• Extrait du texte:
((

Rona Ambrose sous le feu des critiques

La ministre Rona Ambrose La ministre Rona Ambrose (archives)

Premier coup d'éclat des environnementalistes, lundi, à l'ouverture de la Conférence de l'ONU sur les changements climatiques de Bonn.

Des groupes écologistes réclament la démission de la ministre canadienne de l'Environnement à titre de présidente de la conférence de l'ONU, qui s'est ouverte lundi à Bonn.

Le Réseau action climat, un organisme international, a immédiatement demandé la démission de la ministre fédérale de l'Environnement Rona Ambrose de la présidence de la conférence.

Ce réseau représente plus de 300 organismes non gouvernementaux de partout dans le monde, dont Les amis de la terre et Fonds mondial pour la nature.

Selon ce groupe, le Canada ne peut présider la rencontre internationale s'il refuse de respecter les objectifs de réduction des gaz à effet de serre du protocole de Kyoto.

Actions canadiennes

La semaine dernière, les groupes environnementaux canadiens ont aussi exigé que Mme Ambrose démissionne de son poste de présidente. Ils dénoncent du même souffle le démantèlement des programmes de lutte contre les changements climatiques amorcé par les conservateurs.

De son côté, le premier ministre Stephen Harper a assuré que les problèmes reliés aux changements climatiques demeuraient une de ses priorités. Le gouvernement conservateur a cependant indiqué à plusieurs reprises qu'il ne respecterait pas les échéances de l'accord de Kyoto, soit de faire passer les émissions de gaz à effet de serre du Canada à 6 % sous le niveau de 1990. Ottawa doit présenter à l'automne son propre plan de réduction des gaz à effet de serre.

))

• Données fournies:
((

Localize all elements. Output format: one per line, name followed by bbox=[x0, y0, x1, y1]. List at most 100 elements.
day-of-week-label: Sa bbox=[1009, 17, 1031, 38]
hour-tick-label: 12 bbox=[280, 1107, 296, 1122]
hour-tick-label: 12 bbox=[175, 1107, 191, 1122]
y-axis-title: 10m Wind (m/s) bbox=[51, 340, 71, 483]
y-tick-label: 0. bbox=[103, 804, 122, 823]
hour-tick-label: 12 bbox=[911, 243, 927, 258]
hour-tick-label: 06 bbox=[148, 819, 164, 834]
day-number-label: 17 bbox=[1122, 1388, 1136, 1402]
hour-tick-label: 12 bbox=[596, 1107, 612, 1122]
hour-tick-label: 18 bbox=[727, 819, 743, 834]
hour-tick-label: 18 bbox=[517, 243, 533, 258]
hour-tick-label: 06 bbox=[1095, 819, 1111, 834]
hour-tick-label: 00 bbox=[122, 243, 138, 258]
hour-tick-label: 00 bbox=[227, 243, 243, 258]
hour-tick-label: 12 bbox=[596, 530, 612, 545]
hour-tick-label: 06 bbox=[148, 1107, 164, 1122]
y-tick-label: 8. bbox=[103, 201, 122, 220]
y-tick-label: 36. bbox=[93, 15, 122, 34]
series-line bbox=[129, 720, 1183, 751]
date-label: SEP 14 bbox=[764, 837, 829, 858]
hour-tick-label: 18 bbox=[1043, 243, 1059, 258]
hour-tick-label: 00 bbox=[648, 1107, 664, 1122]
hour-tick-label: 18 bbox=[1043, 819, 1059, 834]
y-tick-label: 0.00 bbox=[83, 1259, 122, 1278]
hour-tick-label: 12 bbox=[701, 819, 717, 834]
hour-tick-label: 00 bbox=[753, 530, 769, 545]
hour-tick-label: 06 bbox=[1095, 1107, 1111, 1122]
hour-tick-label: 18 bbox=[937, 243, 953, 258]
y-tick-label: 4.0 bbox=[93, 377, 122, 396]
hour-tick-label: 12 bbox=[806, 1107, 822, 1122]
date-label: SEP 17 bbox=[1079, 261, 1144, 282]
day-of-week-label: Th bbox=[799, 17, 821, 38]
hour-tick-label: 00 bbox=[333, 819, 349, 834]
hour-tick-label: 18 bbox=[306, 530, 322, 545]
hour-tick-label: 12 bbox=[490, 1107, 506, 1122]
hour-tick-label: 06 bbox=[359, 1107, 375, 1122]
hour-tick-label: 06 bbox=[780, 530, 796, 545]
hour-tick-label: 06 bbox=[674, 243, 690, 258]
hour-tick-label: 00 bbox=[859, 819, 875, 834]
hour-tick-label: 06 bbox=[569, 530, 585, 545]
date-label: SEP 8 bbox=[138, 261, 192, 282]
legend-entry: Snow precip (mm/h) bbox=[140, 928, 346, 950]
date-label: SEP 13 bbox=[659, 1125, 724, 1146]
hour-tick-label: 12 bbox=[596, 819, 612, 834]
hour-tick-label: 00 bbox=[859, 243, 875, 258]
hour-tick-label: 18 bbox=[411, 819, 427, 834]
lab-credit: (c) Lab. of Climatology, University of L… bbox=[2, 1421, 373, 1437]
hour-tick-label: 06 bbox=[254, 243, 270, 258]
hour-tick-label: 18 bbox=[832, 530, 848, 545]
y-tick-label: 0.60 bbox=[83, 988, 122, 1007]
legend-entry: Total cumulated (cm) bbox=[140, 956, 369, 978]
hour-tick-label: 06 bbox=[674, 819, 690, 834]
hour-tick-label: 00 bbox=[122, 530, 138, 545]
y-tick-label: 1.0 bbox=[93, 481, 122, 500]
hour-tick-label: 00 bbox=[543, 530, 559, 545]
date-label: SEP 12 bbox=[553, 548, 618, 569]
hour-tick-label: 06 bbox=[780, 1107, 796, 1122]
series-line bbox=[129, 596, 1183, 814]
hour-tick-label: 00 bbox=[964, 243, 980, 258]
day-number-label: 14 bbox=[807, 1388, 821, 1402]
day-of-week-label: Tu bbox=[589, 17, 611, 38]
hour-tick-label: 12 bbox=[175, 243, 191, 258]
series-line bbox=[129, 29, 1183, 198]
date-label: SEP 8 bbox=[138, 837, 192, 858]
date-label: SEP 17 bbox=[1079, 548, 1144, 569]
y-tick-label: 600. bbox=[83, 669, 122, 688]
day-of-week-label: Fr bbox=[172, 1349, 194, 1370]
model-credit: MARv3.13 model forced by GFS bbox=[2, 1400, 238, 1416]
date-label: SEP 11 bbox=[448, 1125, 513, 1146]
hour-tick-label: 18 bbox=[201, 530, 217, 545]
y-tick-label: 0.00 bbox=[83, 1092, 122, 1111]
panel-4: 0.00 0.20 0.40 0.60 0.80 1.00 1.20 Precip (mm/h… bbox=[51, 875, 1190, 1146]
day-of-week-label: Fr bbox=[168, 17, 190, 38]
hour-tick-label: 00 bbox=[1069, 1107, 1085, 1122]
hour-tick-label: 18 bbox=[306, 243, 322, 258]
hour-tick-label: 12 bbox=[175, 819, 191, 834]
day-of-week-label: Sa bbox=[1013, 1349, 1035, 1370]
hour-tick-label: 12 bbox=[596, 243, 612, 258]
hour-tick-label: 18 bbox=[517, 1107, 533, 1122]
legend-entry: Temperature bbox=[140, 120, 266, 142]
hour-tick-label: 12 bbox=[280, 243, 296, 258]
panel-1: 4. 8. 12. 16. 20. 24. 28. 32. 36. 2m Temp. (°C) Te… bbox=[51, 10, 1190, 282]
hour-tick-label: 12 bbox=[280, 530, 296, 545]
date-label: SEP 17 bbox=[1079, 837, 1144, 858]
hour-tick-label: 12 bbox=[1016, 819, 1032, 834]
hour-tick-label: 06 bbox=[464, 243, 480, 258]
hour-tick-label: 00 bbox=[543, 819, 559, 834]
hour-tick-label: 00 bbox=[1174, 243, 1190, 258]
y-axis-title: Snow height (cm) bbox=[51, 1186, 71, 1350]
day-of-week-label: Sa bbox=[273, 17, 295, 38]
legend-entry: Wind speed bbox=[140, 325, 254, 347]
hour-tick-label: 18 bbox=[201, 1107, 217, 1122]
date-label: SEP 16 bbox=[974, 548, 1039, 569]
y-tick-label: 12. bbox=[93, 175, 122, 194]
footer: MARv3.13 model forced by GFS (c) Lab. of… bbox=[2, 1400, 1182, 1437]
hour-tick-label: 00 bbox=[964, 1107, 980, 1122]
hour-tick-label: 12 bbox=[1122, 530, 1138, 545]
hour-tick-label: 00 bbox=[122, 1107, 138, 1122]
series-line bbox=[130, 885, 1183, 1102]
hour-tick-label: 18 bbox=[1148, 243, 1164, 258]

))

Reproduisez à l'identique le passage de l'article sur Rona Ambrose qui commence par « Le Réseau action » et se termine par « présidence de la conférence. ». Les enregistrements sont sans rapport avec l'article sur Rona Ambrose.

• Tâche accomplie:
Le Réseau action climat, un organisme international, a immédiatement demandé la démission de la ministre fédérale de l'Environnement Rona Ambrose de la présidence de la conférence.